• [The request] Copy out every record below, word for word.

• [Entries provided]
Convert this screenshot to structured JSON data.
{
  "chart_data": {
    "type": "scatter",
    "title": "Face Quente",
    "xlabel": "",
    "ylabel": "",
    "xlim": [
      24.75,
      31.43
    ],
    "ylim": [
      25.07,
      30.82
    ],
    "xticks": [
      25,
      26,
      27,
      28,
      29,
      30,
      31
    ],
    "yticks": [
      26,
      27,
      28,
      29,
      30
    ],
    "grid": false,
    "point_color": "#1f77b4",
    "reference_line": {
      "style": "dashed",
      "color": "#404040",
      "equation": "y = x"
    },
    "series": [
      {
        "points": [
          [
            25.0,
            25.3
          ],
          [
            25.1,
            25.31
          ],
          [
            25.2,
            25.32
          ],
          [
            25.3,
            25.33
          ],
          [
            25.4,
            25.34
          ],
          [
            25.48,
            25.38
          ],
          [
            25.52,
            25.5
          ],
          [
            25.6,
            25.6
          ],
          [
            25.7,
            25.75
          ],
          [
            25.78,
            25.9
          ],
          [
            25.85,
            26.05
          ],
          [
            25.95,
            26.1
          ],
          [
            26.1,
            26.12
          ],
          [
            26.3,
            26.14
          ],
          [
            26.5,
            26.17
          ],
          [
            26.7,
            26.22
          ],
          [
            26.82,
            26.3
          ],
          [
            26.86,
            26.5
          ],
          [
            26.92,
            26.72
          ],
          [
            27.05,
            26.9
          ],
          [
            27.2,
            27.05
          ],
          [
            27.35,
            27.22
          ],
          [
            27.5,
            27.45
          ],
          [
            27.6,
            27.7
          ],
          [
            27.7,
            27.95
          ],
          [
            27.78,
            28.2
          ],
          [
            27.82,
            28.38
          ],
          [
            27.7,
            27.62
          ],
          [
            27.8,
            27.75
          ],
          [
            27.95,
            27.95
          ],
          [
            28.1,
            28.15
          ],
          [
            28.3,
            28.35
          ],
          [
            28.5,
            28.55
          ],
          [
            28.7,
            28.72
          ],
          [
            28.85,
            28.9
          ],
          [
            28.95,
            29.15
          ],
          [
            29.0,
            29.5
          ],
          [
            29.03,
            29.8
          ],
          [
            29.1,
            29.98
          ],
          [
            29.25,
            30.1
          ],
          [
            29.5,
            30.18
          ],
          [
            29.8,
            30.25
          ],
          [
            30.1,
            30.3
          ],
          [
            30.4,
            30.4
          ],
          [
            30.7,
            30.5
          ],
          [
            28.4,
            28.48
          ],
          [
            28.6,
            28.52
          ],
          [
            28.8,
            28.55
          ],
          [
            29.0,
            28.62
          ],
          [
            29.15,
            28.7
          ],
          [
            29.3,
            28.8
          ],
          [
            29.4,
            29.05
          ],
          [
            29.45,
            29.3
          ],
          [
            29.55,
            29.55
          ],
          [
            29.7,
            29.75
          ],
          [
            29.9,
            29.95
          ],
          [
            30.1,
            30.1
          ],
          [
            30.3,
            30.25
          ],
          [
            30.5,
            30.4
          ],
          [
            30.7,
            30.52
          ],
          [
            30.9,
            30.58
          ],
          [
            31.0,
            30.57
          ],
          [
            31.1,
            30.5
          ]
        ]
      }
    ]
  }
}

• [Exercise answer]
Convert this screenshot to structured JSON data.
{
  "chart_data": {
    "type": "scatter",
    "title": "Face Quente",
    "xlabel": "",
    "ylabel": "",
    "xlim": [
      24.75,
      31.43
    ],
    "ylim": [
      25.07,
      30.82
    ],
    "xticks": [
      25,
      26,
      27,
      28,
      29,
      30,
      31
    ],
    "yticks": [
      26,
      27,
      28,
      29,
      30
    ],
    "grid": false,
    "point_color": "#1f77b4",
    "reference_line": {
      "style": "dashed",
      "color": "#404040",
      "equation": "y = x"
    },
    "series": [
      {
        "points": [
          [
            25.0,
            25.3
          ],
          [
            25.1,
            25.31
          ],
          [
            25.2,
            25.32
          ],
          [
            25.3,
            25.33
          ],
          [
            25.4,
            25.34
          ],
          [
            25.48,
            25.38
          ],
          [
            25.52,
            25.5
          ],
          [
            25.6,
            25.6
          ],
          [
            25.7,
            25.75
          ],
          [
            25.78,
            25.9
          ],
          [
            25.85,
            26.05
          ],
          [
            25.95,
            26.1
          ],
          [
            26.1,
            26.12
          ],
          [
            26.3,
            26.14
          ],
          [
            26.5,
            26.17
          ],
          [
            26.7,
            26.22
          ],
          [
            26.82,
            26.3
          ],
          [
            26.86,
            26.5
          ],
          [
            26.92,
            26.72
          ],
          [
            27.05,
            26.9
          ],
          [
            27.2,
            27.05
          ],
          [
            27.35,
            27.22
          ],
          [
            27.5,
            27.45
          ],
          [
            27.6,
            27.7
          ],
          [
            27.7,
            27.95
          ],
          [
            27.78,
            28.2
          ],
          [
            27.82,
            28.38
          ],
          [
            27.7,
            27.62
          ],
          [
            27.8,
            27.75
          ],
          [
            27.95,
            27.95
          ],
          [
            28.1,
            28.15
          ],
          [
            28.3,
            28.35
          ],
          [
            28.5,
            28.55
          ],
          [
            28.7,
            28.72
          ],
          [
            28.85,
            28.9
          ],
          [
            28.95,
            29.15
          ],
          [
            29.0,
            29.5
          ],
          [
            29.03,
            29.8
          ],
          [
            29.1,
            29.98
          ],
          [
            29.25,
            30.1
          ],
          [
            29.5,
            30.18
          ],
          [
            29.8,
            30.25
          ],
          [
            30.1,
            30.3
          ],
          [
            30.4,
            30.4
          ],
          [
            30.7,
            30.5
          ],
          [
            28.4,
            28.48
          ],
          [
            28.6,
            28.52
          ],
          [
            28.8,
            28.55
          ],
          [
            29.0,
            28.62
          ],
          [
            29.15,
            28.7
          ],
          [
            29.3,
            28.8
          ],
          [
            29.4,
            29.05
          ],
          [
            29.45,
            29.3
          ],
          [
            29.55,
            29.55
          ],
          [
            29.7,
            29.75
          ],
          [
            29.9,
            29.95
          ],
          [
            30.1,
            30.1
          ],
          [
            30.3,
            30.25
          ],
          [
            30.5,
            30.4
          ],
          [
            30.7,
            30.52
          ],
          [
            30.9,
            30.58
          ],
          [
            31.0,
            30.57
          ],
          [
            31.1,
            30.5
          ]
        ]
      }
    ]
  }
}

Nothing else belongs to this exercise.